_Extracted information_

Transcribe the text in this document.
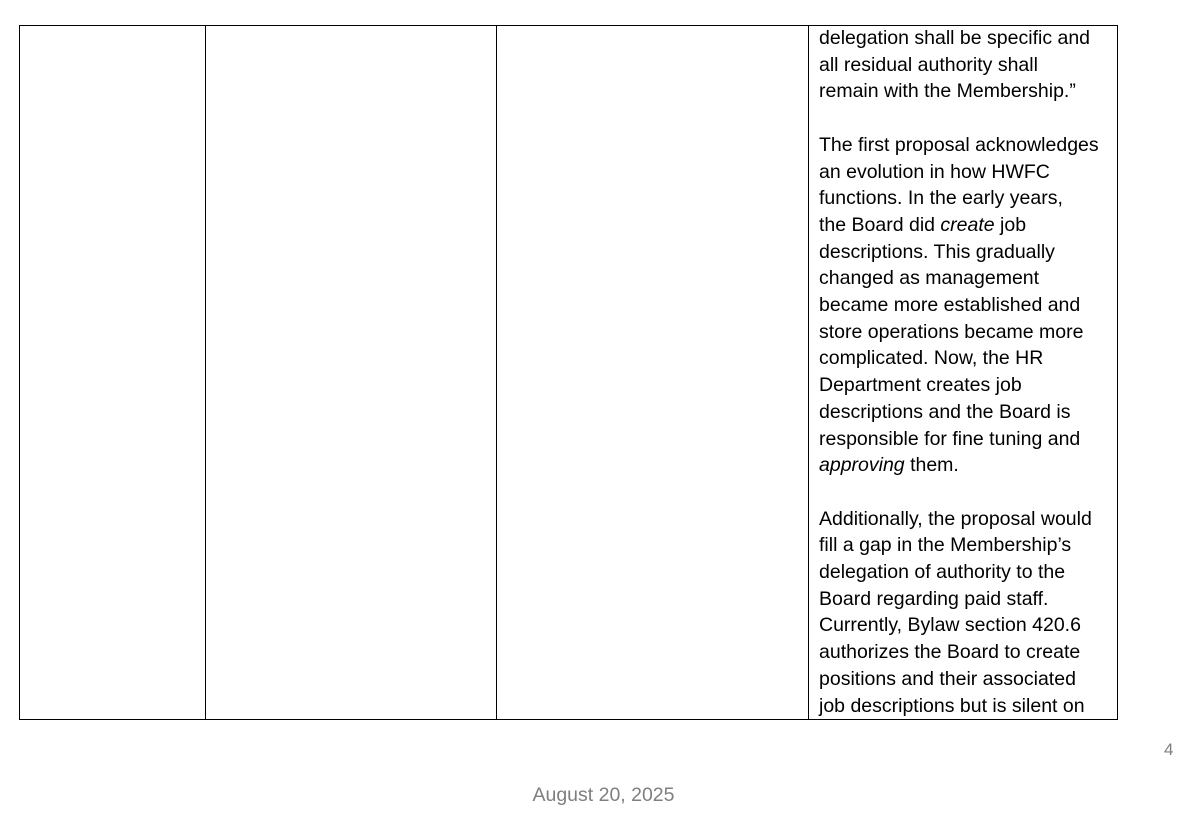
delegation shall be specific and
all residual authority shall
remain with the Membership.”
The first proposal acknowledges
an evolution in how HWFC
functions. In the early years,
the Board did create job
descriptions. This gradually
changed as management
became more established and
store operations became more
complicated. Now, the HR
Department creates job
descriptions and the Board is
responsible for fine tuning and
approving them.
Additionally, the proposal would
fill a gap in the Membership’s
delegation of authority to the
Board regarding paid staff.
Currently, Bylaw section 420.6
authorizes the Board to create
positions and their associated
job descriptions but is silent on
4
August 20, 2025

_Stated exercise_
Copy out the data above exactly, except the pictures.

_Written answer_
Transcribe the text in this document.
delegation shall be specific and
all residual authority shall
remain with the Membership.”
The first proposal acknowledges
an evolution in how HWFC
functions. In the early years,
the Board did create job
descriptions. This gradually
changed as management
became more established and
store operations became more
complicated. Now, the HR
Department creates job
descriptions and the Board is
responsible for fine tuning and
approving them.
Additionally, the proposal would
fill a gap in the Membership’s
delegation of authority to the
Board regarding paid staff.
Currently, Bylaw section 420.6
authorizes the Board to create
positions and their associated
job descriptions but is silent on
4
August 20, 2025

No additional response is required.